:: MATERIAL FOR THE TASK ::
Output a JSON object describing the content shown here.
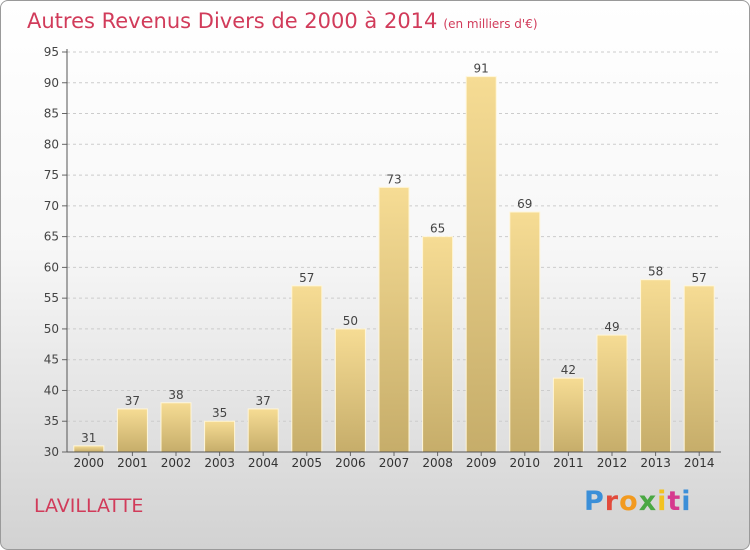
{
  "title": "Autres Revenus Divers de 2000 à 2014",
  "subtitle": "(en milliers d'€)",
  "commune": "LAVILLATTE",
  "logo": {
    "text": "Proxiti",
    "colors": [
      "#3b8fd8",
      "#e24b3c",
      "#f29a1f",
      "#4aa843",
      "#f2c21f",
      "#d63a8e",
      "#3b8fd8"
    ]
  },
  "colors": {
    "accent": "#d13b5a",
    "bar_top": "#f6dc94",
    "bar_bottom": "#c6ad6a",
    "grid": "#cccccc"
  },
  "chart_data": {
    "type": "bar",
    "categories": [
      "2000",
      "2001",
      "2002",
      "2003",
      "2004",
      "2005",
      "2006",
      "2007",
      "2008",
      "2009",
      "2010",
      "2011",
      "2012",
      "2013",
      "2014"
    ],
    "values": [
      31,
      37,
      38,
      35,
      37,
      57,
      50,
      73,
      65,
      91,
      69,
      42,
      49,
      58,
      57
    ],
    "ylim": [
      30,
      95
    ],
    "yticks": [
      30,
      35,
      40,
      45,
      50,
      55,
      60,
      65,
      70,
      75,
      80,
      85,
      90,
      95
    ],
    "grid": true,
    "xlabel": "",
    "ylabel": ""
  }
}
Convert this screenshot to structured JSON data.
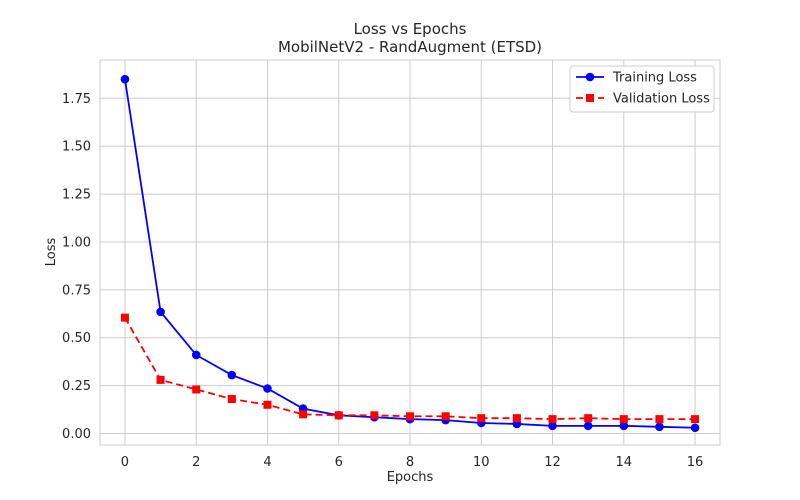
{
  "chart_data": {
    "type": "line",
    "title": "Loss vs Epochs",
    "subtitle": "MobilNetV2 - RandAugment (ETSD)",
    "xlabel": "Epochs",
    "ylabel": "Loss",
    "xlim": [
      -0.7,
      16.7
    ],
    "ylim": [
      -0.06,
      1.95
    ],
    "xticks": [
      0,
      2,
      4,
      6,
      8,
      10,
      12,
      14,
      16
    ],
    "yticks": [
      0.0,
      0.25,
      0.5,
      0.75,
      1.0,
      1.25,
      1.5,
      1.75
    ],
    "ytick_labels": [
      "0.00",
      "0.25",
      "0.50",
      "0.75",
      "1.00",
      "1.25",
      "1.50",
      "1.75"
    ],
    "grid": true,
    "legend_position": "top-right",
    "x": [
      0,
      1,
      2,
      3,
      4,
      5,
      6,
      7,
      8,
      9,
      10,
      11,
      12,
      13,
      14,
      15,
      16
    ],
    "series": [
      {
        "name": "Training Loss",
        "color": "#0000ff",
        "line_style": "solid",
        "marker": "circle",
        "values": [
          1.85,
          0.635,
          0.41,
          0.305,
          0.235,
          0.13,
          0.095,
          0.085,
          0.075,
          0.07,
          0.055,
          0.05,
          0.04,
          0.04,
          0.04,
          0.035,
          0.03
        ]
      },
      {
        "name": "Validation Loss",
        "color": "#ff0000",
        "line_style": "dashed",
        "marker": "square",
        "values": [
          0.605,
          0.28,
          0.23,
          0.18,
          0.15,
          0.1,
          0.095,
          0.095,
          0.09,
          0.09,
          0.08,
          0.08,
          0.075,
          0.08,
          0.075,
          0.075,
          0.075
        ]
      }
    ]
  }
}
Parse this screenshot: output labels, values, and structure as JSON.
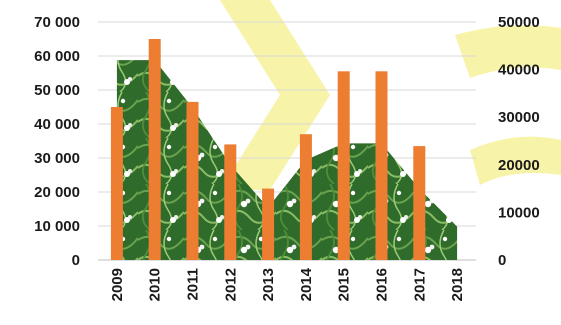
{
  "chart_data": {
    "type": "bar",
    "categories": [
      "2009",
      "2010",
      "2011",
      "2012",
      "2013",
      "2014",
      "2015",
      "2016",
      "2017",
      "2018"
    ],
    "series": [
      {
        "type": "bar",
        "axis": "left",
        "color": "#ed7d31",
        "values": [
          45000,
          65000,
          46500,
          34000,
          21000,
          37000,
          55500,
          55500,
          33500,
          null
        ]
      },
      {
        "type": "area",
        "axis": "right",
        "fill": "image-like (green foliage with white flowers)",
        "values": [
          42000,
          42000,
          32000,
          20000,
          11000,
          21000,
          24500,
          24500,
          15000,
          7000
        ]
      }
    ],
    "y_left": {
      "ticks": [
        "0",
        "10 000",
        "20 000",
        "30 000",
        "40 000",
        "50 000",
        "60 000",
        "70 000"
      ],
      "lim": [
        0,
        70000
      ]
    },
    "y_right": {
      "ticks": [
        "0",
        "10000",
        "20000",
        "30000",
        "40000",
        "50000"
      ],
      "lim": [
        0,
        50000
      ]
    },
    "grid": true,
    "background_color": "#ffffff",
    "watermark_color": "#f7f3a8"
  }
}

:: DIRECTION ::
Print each record exactly as it stands, leaving the images out.

:: FINISHED TASK ::
Output a JSON object describing the content shown here.
{
  "title": "Autres Revenus Divers de 2000 à 2014",
  "subtitle": "(en milliers d'€)",
  "commune": "LAVILLATTE",
  "logo": {
    "text": "Proxiti",
    "colors": [
      "#3b8fd8",
      "#e24b3c",
      "#f29a1f",
      "#4aa843",
      "#f2c21f",
      "#d63a8e",
      "#3b8fd8"
    ]
  },
  "colors": {
    "accent": "#d13b5a",
    "bar_top": "#f6dc94",
    "bar_bottom": "#c6ad6a",
    "grid": "#cccccc"
  },
  "chart_data": {
    "type": "bar",
    "categories": [
      "2000",
      "2001",
      "2002",
      "2003",
      "2004",
      "2005",
      "2006",
      "2007",
      "2008",
      "2009",
      "2010",
      "2011",
      "2012",
      "2013",
      "2014"
    ],
    "values": [
      31,
      37,
      38,
      35,
      37,
      57,
      50,
      73,
      65,
      91,
      69,
      42,
      49,
      58,
      57
    ],
    "ylim": [
      30,
      95
    ],
    "yticks": [
      30,
      35,
      40,
      45,
      50,
      55,
      60,
      65,
      70,
      75,
      80,
      85,
      90,
      95
    ],
    "grid": true,
    "xlabel": "",
    "ylabel": ""
  }
}
Convert this screenshot to structured JSON data.
{
  "chart_data": {
    "type": "line",
    "title": "Loss vs Epochs",
    "subtitle": "MobilNetV2 - RandAugment (ETSD)",
    "xlabel": "Epochs",
    "ylabel": "Loss",
    "xlim": [
      -0.7,
      16.7
    ],
    "ylim": [
      -0.06,
      1.95
    ],
    "xticks": [
      0,
      2,
      4,
      6,
      8,
      10,
      12,
      14,
      16
    ],
    "yticks": [
      0.0,
      0.25,
      0.5,
      0.75,
      1.0,
      1.25,
      1.5,
      1.75
    ],
    "ytick_labels": [
      "0.00",
      "0.25",
      "0.50",
      "0.75",
      "1.00",
      "1.25",
      "1.50",
      "1.75"
    ],
    "grid": true,
    "legend_position": "top-right",
    "x": [
      0,
      1,
      2,
      3,
      4,
      5,
      6,
      7,
      8,
      9,
      10,
      11,
      12,
      13,
      14,
      15,
      16
    ],
    "series": [
      {
        "name": "Training Loss",
        "color": "#0000ff",
        "line_style": "solid",
        "marker": "circle",
        "values": [
          1.85,
          0.635,
          0.41,
          0.305,
          0.235,
          0.13,
          0.095,
          0.085,
          0.075,
          0.07,
          0.055,
          0.05,
          0.04,
          0.04,
          0.04,
          0.035,
          0.03
        ]
      },
      {
        "name": "Validation Loss",
        "color": "#ff0000",
        "line_style": "dashed",
        "marker": "square",
        "values": [
          0.605,
          0.28,
          0.23,
          0.18,
          0.15,
          0.1,
          0.095,
          0.095,
          0.09,
          0.09,
          0.08,
          0.08,
          0.075,
          0.08,
          0.075,
          0.075,
          0.075
        ]
      }
    ]
  }
}
Parse this screenshot: output labels, values, and structure as JSON.
{
  "chart_data": {
    "type": "bar",
    "categories": [
      "2009",
      "2010",
      "2011",
      "2012",
      "2013",
      "2014",
      "2015",
      "2016",
      "2017",
      "2018"
    ],
    "series": [
      {
        "type": "bar",
        "axis": "left",
        "color": "#ed7d31",
        "values": [
          45000,
          65000,
          46500,
          34000,
          21000,
          37000,
          55500,
          55500,
          33500,
          null
        ]
      },
      {
        "type": "area",
        "axis": "right",
        "fill": "image-like (green foliage with white flowers)",
        "values": [
          42000,
          42000,
          32000,
          20000,
          11000,
          21000,
          24500,
          24500,
          15000,
          7000
        ]
      }
    ],
    "y_left": {
      "ticks": [
        "0",
        "10 000",
        "20 000",
        "30 000",
        "40 000",
        "50 000",
        "60 000",
        "70 000"
      ],
      "lim": [
        0,
        70000
      ]
    },
    "y_right": {
      "ticks": [
        "0",
        "10000",
        "20000",
        "30000",
        "40000",
        "50000"
      ],
      "lim": [
        0,
        50000
      ]
    },
    "grid": true,
    "background_color": "#ffffff",
    "watermark_color": "#f7f3a8"
  }
}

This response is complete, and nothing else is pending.